• Written request: Count the lines in the entries below that include the word "chudego". Give nothing but the number.

────────────────────

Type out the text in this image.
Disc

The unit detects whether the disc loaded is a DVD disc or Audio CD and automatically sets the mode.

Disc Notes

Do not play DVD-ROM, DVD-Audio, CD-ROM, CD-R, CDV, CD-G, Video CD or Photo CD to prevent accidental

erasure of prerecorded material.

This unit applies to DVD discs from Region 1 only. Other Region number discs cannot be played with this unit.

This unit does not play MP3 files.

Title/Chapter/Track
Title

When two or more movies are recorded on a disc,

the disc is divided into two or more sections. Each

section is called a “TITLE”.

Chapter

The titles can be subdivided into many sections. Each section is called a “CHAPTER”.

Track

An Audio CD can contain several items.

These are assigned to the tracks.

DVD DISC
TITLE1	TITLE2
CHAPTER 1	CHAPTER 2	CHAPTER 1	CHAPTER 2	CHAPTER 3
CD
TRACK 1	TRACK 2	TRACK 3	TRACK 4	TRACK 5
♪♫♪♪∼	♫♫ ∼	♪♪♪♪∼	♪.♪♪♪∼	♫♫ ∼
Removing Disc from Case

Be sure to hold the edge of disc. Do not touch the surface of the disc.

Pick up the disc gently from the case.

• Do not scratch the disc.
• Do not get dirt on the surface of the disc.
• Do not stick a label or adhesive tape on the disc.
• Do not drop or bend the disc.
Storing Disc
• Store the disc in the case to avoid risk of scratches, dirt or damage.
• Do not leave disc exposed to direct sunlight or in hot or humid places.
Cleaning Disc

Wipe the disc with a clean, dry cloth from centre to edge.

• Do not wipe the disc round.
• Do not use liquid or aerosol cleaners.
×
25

────────────────────

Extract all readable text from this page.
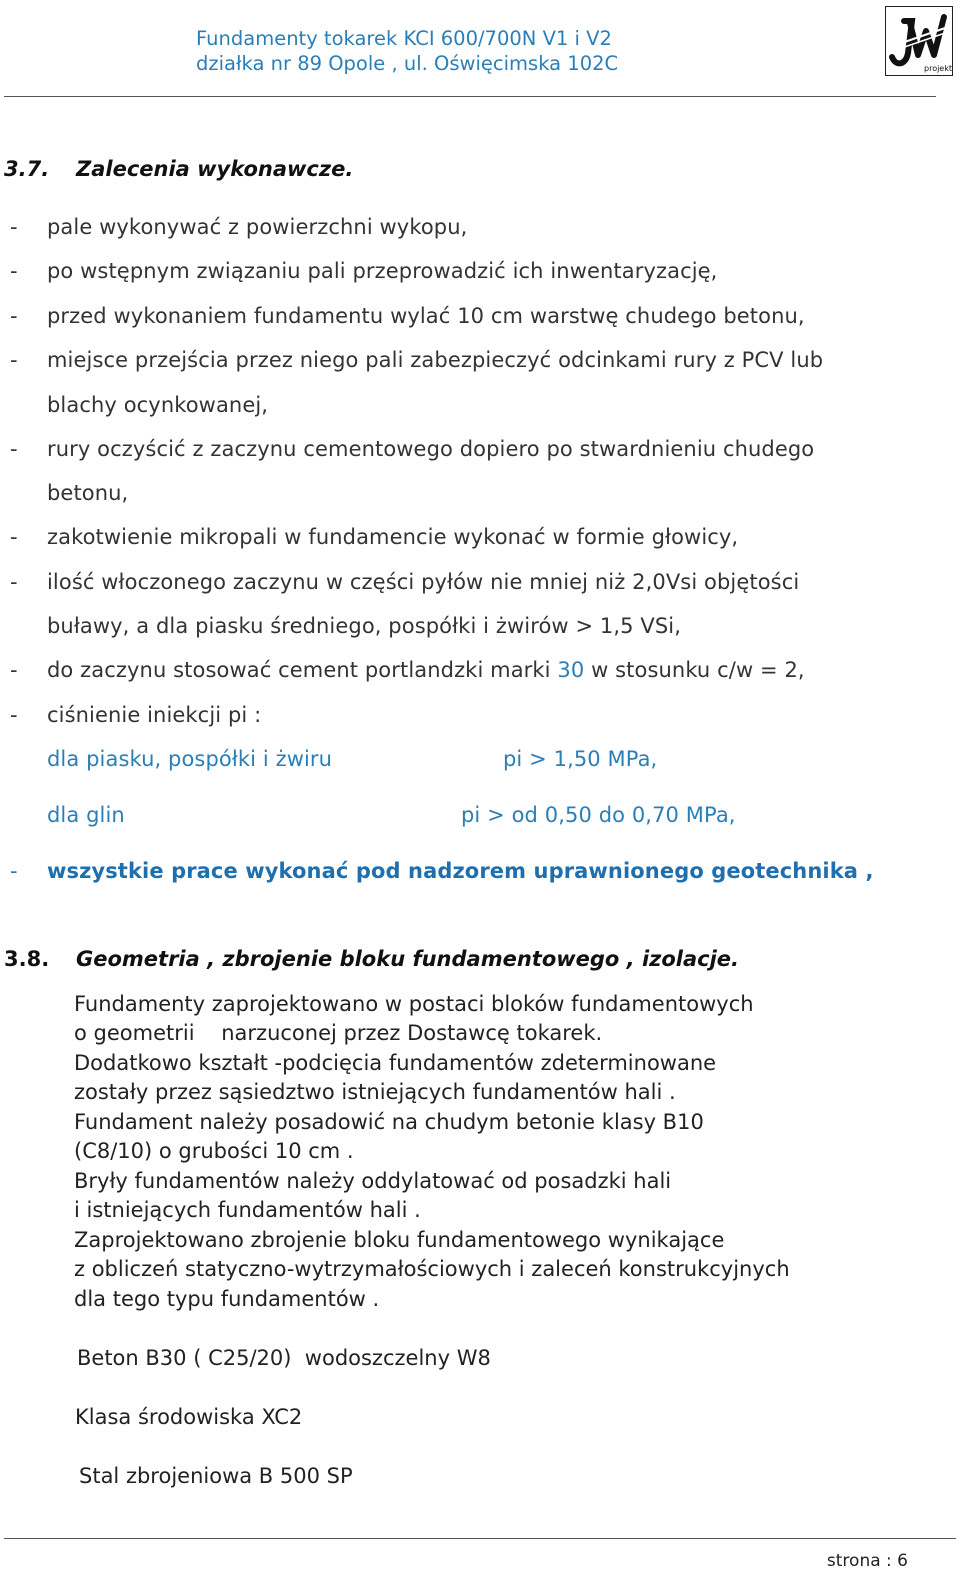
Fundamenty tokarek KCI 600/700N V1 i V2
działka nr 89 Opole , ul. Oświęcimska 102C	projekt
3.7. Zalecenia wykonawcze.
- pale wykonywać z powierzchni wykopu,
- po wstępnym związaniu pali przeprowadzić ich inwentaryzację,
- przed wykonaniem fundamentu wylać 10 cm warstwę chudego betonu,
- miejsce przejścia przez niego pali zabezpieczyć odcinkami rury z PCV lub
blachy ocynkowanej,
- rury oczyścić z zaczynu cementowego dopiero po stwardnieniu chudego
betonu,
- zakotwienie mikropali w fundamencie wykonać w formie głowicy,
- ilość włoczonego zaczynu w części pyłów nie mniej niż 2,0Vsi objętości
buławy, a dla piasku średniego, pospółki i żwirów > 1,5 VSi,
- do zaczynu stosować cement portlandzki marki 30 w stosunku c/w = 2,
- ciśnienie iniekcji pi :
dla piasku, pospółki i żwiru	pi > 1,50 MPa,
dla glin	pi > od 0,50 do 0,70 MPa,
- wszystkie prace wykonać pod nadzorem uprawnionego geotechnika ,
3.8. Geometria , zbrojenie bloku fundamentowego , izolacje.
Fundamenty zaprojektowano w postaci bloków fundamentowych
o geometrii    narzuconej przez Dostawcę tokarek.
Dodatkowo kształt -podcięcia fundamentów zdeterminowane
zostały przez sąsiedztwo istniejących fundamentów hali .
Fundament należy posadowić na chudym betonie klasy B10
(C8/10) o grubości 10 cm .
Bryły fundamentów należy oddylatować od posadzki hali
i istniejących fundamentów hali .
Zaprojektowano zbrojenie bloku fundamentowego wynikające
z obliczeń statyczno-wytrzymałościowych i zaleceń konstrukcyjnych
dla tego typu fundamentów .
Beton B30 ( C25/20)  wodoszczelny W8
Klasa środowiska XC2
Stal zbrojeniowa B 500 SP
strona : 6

────────────────────

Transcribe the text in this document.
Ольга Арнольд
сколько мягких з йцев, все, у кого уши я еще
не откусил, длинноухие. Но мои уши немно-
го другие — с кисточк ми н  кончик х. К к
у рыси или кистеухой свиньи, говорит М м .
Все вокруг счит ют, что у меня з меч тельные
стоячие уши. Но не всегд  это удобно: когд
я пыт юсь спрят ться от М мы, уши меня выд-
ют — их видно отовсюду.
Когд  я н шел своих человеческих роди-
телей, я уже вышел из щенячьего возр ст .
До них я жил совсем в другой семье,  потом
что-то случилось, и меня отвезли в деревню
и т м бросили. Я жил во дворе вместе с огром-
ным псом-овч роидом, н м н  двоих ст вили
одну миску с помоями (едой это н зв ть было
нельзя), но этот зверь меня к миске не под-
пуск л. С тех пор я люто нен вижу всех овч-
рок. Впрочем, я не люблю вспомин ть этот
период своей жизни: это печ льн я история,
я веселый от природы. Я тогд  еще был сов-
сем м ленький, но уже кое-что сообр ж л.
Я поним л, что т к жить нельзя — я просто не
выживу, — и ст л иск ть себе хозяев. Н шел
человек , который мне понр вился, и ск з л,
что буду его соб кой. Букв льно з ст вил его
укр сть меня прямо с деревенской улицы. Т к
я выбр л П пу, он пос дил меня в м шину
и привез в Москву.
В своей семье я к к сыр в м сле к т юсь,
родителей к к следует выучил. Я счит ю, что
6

────────────────────

• Right answer: 2